Text segment:
= Beginning of Section =
More devastating yet, when Cameron tried to return to his job at TLK Dairy Farms, his boss fired him because he could no longer walk. “We can’t have you,” the boss said.

“And I thought, ‘shit, I got the goddamn shot because you wanted me to get the shot — and now here I am paralyzed. I want to come back to work and you don’t want me,’” Cameron said.

Cameron said he still finds it hard to believe that his employer of 15 years would turn him away. “I worked on their dreams and they took away my dreams. They’re still living their dream, and I’m living my nightmare.”

He tries to stay positive and help other people where he can, including speaking publicly about his injury to educate others on the risks of the COVID-19 vaccines.

Cameron spoke to the Idaho Southwest District Health Board before its historic vote to remove COVID-19 vaccines from its clinics. He knows many people injured by Pfizer and Moderna’s COVID-19 shots. He believes all the COVID-19 shots were inadequately tested for safety before being pushed on the public. “The people of the world were the guinea pigs.”

After TLK Dairy Farms let him go, other businesses were thankfully open to hiring Cameron — who still has the use of his arms and maneuvers in a wheelchair. He started a job at Lowe’s in Boise where he enjoyed helping people pick out materials for building projects.

However, the 65-mile commute each way was taxing so he took a position at JK Armament, an ammunition company just a four-minute drive from his house.

The people at his new job treat him well and he appreciates the work, but it’s all indoors, Cameron said. “I’d love to be back on the farm.”
= End of Section =
Excerpted data:
= Beginning of Section =
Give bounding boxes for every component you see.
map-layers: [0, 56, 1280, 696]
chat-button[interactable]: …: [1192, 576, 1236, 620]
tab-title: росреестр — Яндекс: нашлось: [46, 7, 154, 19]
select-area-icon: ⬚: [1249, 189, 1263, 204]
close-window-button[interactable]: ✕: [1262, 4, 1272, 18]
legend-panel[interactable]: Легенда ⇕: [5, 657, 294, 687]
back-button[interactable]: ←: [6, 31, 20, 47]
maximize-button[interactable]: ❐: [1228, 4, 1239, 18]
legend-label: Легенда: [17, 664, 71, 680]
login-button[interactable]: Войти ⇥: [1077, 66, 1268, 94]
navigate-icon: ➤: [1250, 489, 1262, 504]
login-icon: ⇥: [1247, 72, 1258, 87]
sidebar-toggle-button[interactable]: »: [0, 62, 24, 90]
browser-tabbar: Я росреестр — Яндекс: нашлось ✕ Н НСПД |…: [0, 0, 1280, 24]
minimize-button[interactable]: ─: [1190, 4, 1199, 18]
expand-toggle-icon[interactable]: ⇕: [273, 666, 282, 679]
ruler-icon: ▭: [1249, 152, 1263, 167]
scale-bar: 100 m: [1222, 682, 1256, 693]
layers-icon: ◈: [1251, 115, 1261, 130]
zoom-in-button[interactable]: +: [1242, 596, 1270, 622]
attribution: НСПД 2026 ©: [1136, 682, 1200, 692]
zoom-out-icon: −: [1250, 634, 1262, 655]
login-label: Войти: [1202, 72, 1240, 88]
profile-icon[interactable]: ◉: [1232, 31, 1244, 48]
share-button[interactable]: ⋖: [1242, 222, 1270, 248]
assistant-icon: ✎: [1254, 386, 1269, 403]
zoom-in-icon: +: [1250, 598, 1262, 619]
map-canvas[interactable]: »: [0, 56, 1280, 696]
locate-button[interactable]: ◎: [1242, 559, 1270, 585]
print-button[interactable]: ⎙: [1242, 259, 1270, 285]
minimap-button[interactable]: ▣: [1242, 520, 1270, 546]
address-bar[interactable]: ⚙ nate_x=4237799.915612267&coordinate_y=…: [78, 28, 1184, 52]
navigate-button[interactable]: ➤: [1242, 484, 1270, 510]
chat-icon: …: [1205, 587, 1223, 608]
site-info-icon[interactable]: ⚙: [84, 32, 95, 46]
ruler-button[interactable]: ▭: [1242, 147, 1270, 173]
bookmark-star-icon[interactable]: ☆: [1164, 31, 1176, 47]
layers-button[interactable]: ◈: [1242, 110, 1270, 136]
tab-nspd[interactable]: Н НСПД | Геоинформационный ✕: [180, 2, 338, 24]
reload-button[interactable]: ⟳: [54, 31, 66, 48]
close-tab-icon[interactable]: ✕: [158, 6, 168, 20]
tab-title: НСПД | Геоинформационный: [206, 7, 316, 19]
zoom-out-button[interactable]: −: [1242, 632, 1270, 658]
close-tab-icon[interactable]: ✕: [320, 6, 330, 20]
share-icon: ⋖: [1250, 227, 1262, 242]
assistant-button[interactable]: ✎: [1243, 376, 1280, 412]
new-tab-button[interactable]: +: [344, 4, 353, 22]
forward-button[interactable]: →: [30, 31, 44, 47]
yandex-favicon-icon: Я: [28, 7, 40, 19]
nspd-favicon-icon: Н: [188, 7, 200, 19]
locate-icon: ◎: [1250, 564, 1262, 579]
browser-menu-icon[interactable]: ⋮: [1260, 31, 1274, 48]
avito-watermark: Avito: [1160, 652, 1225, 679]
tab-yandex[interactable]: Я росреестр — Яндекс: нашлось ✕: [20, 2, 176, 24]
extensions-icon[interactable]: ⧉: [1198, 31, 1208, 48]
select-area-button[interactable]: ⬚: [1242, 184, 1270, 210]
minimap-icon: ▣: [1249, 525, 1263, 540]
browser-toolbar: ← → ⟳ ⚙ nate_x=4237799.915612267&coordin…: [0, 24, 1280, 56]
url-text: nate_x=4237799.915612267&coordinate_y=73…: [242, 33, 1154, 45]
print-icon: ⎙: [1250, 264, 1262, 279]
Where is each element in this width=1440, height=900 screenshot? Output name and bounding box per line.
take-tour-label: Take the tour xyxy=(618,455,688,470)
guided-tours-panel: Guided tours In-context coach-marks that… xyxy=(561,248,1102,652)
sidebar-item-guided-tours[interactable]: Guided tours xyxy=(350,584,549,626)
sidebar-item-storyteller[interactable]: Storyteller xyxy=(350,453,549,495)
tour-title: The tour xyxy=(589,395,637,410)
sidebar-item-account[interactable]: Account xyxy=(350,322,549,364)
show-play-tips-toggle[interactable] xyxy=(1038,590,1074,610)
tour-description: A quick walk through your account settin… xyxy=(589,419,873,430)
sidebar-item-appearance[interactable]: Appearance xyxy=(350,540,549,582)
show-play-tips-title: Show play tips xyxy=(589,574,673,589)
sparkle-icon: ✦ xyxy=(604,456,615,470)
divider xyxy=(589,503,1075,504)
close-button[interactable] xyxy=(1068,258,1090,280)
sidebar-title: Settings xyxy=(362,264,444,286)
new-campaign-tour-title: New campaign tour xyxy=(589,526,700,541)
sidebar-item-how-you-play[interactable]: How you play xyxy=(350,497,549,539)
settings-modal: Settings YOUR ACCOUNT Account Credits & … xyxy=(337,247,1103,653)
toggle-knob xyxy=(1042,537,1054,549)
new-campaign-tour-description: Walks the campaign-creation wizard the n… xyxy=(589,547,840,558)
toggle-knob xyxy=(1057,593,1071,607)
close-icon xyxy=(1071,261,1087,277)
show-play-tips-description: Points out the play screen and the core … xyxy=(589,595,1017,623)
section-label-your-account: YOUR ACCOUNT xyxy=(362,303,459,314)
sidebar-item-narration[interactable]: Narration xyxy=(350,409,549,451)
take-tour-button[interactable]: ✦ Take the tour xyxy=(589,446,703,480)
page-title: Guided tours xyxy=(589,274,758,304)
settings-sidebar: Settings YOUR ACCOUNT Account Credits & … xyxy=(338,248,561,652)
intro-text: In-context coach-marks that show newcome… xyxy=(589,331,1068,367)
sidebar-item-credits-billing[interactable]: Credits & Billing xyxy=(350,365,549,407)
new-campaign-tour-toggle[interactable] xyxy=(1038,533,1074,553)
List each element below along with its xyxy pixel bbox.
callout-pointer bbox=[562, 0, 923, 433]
= End of Section =
Apply what you read:
a - In the passage about Cameron, how far is JK Armament from his house?
b - Reproduce the part of the passage about Cameron that opens with the words containing "More devastating yet, when" and closes with "the COVID-19 vaccines.".

Responses by task:
a - A four-minute drive.

b -
More devastating yet, when Cameron tried to return to his job at TLK Dairy Farms, his boss fired him because he could no longer walk. “We can’t have you,” the boss said.

“And I thought, ‘shit, I got the goddamn shot because you wanted me to get the shot — and now here I am paralyzed. I want to come back to work and you don’t want me,’” Cameron said.

Cameron said he still finds it hard to believe that his employer of 15 years would turn him away. “I worked on their dreams and they took away my dreams. They’re still living their dream, and I’m living my nightmare.”

He tries to stay positive and help other people where he can, including speaking publicly about his injury to educate others on the risks of the COVID-19 vaccines.